PROBLEM TO SOLVE:
Type every record exactly as it appears.

Dataset items:
%%

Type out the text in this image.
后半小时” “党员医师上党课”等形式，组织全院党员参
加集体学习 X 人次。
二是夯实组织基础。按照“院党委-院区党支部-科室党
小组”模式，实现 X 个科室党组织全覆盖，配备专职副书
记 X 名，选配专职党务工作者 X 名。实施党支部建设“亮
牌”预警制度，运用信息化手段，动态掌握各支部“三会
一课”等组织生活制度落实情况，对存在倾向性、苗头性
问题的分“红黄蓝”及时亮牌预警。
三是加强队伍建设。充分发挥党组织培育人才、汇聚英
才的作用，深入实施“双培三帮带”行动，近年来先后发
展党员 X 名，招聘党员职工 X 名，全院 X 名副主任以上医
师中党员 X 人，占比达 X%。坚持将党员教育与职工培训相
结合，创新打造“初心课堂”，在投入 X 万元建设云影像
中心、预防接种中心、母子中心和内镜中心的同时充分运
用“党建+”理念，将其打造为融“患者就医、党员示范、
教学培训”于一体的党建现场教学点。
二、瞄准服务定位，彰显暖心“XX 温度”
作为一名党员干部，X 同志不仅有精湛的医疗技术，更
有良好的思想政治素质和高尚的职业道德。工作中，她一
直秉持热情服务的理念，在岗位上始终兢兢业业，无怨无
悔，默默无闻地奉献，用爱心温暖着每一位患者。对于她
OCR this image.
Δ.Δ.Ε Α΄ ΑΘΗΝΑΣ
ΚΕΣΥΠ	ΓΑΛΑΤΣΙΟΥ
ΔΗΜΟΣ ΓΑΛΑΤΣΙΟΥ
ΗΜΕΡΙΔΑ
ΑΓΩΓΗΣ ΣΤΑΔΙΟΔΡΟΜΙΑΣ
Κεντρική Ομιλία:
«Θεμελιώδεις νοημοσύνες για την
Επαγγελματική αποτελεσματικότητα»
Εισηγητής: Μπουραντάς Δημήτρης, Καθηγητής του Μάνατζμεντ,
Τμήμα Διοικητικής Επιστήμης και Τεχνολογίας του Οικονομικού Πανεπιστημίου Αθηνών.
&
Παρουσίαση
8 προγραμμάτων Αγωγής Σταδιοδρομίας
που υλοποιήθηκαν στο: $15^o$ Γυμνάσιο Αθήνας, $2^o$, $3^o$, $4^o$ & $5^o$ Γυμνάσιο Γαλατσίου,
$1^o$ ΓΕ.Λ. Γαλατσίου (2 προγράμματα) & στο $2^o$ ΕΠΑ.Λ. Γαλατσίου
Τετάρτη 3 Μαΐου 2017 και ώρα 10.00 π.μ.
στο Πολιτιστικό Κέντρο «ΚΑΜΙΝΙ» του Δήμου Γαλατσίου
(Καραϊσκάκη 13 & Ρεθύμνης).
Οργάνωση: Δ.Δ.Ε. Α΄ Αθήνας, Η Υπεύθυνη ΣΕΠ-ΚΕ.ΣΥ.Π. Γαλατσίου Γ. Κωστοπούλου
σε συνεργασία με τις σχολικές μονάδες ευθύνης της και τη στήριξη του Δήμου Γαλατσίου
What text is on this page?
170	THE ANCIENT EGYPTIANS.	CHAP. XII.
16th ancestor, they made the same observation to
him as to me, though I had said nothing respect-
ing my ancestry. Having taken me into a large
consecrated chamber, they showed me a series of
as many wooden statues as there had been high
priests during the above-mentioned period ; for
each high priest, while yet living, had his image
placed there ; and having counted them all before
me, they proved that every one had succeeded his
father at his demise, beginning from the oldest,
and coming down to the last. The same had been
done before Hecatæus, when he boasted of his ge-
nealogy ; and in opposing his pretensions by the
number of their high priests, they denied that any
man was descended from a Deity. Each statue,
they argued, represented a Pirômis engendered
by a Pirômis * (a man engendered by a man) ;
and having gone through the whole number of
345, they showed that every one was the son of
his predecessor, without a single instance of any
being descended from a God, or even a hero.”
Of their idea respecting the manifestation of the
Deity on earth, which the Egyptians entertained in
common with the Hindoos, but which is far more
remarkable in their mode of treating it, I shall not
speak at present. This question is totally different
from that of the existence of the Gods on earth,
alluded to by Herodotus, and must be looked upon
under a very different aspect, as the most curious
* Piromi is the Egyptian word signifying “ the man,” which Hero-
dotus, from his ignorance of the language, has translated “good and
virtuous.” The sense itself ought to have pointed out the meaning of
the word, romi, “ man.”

%%

IN RESPONSE:
Type out the text in this image.
后半小时” “党员医师上党课”等形式，组织全院党员参
加集体学习 X 人次。
二是夯实组织基础。按照“院党委-院区党支部-科室党
小组”模式，实现 X 个科室党组织全覆盖，配备专职副书
记 X 名，选配专职党务工作者 X 名。实施党支部建设“亮
牌”预警制度，运用信息化手段，动态掌握各支部“三会
一课”等组织生活制度落实情况，对存在倾向性、苗头性
问题的分“红黄蓝”及时亮牌预警。
三是加强队伍建设。充分发挥党组织培育人才、汇聚英
才的作用，深入实施“双培三帮带”行动，近年来先后发
展党员 X 名，招聘党员职工 X 名，全院 X 名副主任以上医
师中党员 X 人，占比达 X%。坚持将党员教育与职工培训相
结合，创新打造“初心课堂”，在投入 X 万元建设云影像
中心、预防接种中心、母子中心和内镜中心的同时充分运
用“党建+”理念，将其打造为融“患者就医、党员示范、
教学培训”于一体的党建现场教学点。
二、瞄准服务定位，彰显暖心“XX 温度”
作为一名党员干部，X 同志不仅有精湛的医疗技术，更
有良好的思想政治素质和高尚的职业道德。工作中，她一
直秉持热情服务的理念，在岗位上始终兢兢业业，无怨无
悔，默默无闻地奉献，用爱心温暖着每一位患者。对于她
OCR this image.
Δ.Δ.Ε Α΄ ΑΘΗΝΑΣ
ΚΕΣΥΠ	ΓΑΛΑΤΣΙΟΥ
ΔΗΜΟΣ ΓΑΛΑΤΣΙΟΥ
ΗΜΕΡΙΔΑ
ΑΓΩΓΗΣ ΣΤΑΔΙΟΔΡΟΜΙΑΣ
Κεντρική Ομιλία:
«Θεμελιώδεις νοημοσύνες για την
Επαγγελματική αποτελεσματικότητα»
Εισηγητής: Μπουραντάς Δημήτρης, Καθηγητής του Μάνατζμεντ,
Τμήμα Διοικητικής Επιστήμης και Τεχνολογίας του Οικονομικού Πανεπιστημίου Αθηνών.
&
Παρουσίαση
8 προγραμμάτων Αγωγής Σταδιοδρομίας
που υλοποιήθηκαν στο: $15^o$ Γυμνάσιο Αθήνας, $2^o$, $3^o$, $4^o$ & $5^o$ Γυμνάσιο Γαλατσίου,
$1^o$ ΓΕ.Λ. Γαλατσίου (2 προγράμματα) & στο $2^o$ ΕΠΑ.Λ. Γαλατσίου
Τετάρτη 3 Μαΐου 2017 και ώρα 10.00 π.μ.
στο Πολιτιστικό Κέντρο «ΚΑΜΙΝΙ» του Δήμου Γαλατσίου
(Καραϊσκάκη 13 & Ρεθύμνης).
Οργάνωση: Δ.Δ.Ε. Α΄ Αθήνας, Η Υπεύθυνη ΣΕΠ-ΚΕ.ΣΥ.Π. Γαλατσίου Γ. Κωστοπούλου
σε συνεργασία με τις σχολικές μονάδες ευθύνης της και τη στήριξη του Δήμου Γαλατσίου
What text is on this page?
170	THE ANCIENT EGYPTIANS.	CHAP. XII.
16th ancestor, they made the same observation to
him as to me, though I had said nothing respect-
ing my ancestry. Having taken me into a large
consecrated chamber, they showed me a series of
as many wooden statues as there had been high
priests during the above-mentioned period ; for
each high priest, while yet living, had his image
placed there ; and having counted them all before
me, they proved that every one had succeeded his
father at his demise, beginning from the oldest,
and coming down to the last. The same had been
done before Hecatæus, when he boasted of his ge-
nealogy ; and in opposing his pretensions by the
number of their high priests, they denied that any
man was descended from a Deity. Each statue,
they argued, represented a Pirômis engendered
by a Pirômis * (a man engendered by a man) ;
and having gone through the whole number of
345, they showed that every one was the son of
his predecessor, without a single instance of any
being descended from a God, or even a hero.”
Of their idea respecting the manifestation of the
Deity on earth, which the Egyptians entertained in
common with the Hindoos, but which is far more
remarkable in their mode of treating it, I shall not
speak at present. This question is totally different
from that of the existence of the Gods on earth,
alluded to by Herodotus, and must be looked upon
under a very different aspect, as the most curious
* Piromi is the Egyptian word signifying “ the man,” which Hero-
dotus, from his ignorance of the language, has translated “good and
virtuous.” The sense itself ought to have pointed out the meaning of
the word, romi, “ man.”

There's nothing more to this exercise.